**Goal:**
Every line of the material below should be repeated exactly.

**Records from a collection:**

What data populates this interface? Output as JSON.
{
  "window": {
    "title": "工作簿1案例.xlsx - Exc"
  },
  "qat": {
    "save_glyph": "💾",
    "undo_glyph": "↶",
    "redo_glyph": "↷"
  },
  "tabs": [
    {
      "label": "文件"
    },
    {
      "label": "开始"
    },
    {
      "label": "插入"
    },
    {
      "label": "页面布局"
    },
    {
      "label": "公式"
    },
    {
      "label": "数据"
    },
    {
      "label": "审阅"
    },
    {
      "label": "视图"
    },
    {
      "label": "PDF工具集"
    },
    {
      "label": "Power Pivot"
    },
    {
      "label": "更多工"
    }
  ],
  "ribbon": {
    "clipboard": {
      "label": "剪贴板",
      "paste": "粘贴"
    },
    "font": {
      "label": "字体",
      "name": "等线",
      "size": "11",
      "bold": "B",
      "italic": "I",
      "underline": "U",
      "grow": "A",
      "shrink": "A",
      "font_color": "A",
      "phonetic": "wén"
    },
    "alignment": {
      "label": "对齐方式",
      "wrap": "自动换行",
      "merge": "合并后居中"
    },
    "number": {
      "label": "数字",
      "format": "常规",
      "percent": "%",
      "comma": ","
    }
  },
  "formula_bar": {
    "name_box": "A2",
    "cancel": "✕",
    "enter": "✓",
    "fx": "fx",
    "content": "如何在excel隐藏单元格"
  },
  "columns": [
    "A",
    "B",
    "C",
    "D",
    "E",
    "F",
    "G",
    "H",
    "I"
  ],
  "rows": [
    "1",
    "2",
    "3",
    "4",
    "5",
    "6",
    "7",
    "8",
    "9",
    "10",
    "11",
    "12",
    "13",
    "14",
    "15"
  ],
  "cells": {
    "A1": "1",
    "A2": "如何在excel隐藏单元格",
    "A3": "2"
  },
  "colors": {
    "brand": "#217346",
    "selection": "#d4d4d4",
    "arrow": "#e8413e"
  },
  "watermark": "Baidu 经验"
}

**Result:**
What data populates this interface? Output as JSON.
{
  "window": {
    "title": "工作簿1案例.xlsx - Exc"
  },
  "qat": {
    "save_glyph": "💾",
    "undo_glyph": "↶",
    "redo_glyph": "↷"
  },
  "tabs": [
    {
      "label": "文件"
    },
    {
      "label": "开始"
    },
    {
      "label": "插入"
    },
    {
      "label": "页面布局"
    },
    {
      "label": "公式"
    },
    {
      "label": "数据"
    },
    {
      "label": "审阅"
    },
    {
      "label": "视图"
    },
    {
      "label": "PDF工具集"
    },
    {
      "label": "Power Pivot"
    },
    {
      "label": "更多工"
    }
  ],
  "ribbon": {
    "clipboard": {
      "label": "剪贴板",
      "paste": "粘贴"
    },
    "font": {
      "label": "字体",
      "name": "等线",
      "size": "11",
      "bold": "B",
      "italic": "I",
      "underline": "U",
      "grow": "A",
      "shrink": "A",
      "font_color": "A",
      "phonetic": "wén"
    },
    "alignment": {
      "label": "对齐方式",
      "wrap": "自动换行",
      "merge": "合并后居中"
    },
    "number": {
      "label": "数字",
      "format": "常规",
      "percent": "%",
      "comma": ","
    }
  },
  "formula_bar": {
    "name_box": "A2",
    "cancel": "✕",
    "enter": "✓",
    "fx": "fx",
    "content": "如何在excel隐藏单元格"
  },
  "columns": [
    "A",
    "B",
    "C",
    "D",
    "E",
    "F",
    "G",
    "H",
    "I"
  ],
  "rows": [
    "1",
    "2",
    "3",
    "4",
    "5",
    "6",
    "7",
    "8",
    "9",
    "10",
    "11",
    "12",
    "13",
    "14",
    "15"
  ],
  "cells": {
    "A1": "1",
    "A2": "如何在excel隐藏单元格",
    "A3": "2"
  },
  "colors": {
    "brand": "#217346",
    "selection": "#d4d4d4",
    "arrow": "#e8413e"
  },
  "watermark": "Baidu 经验"
}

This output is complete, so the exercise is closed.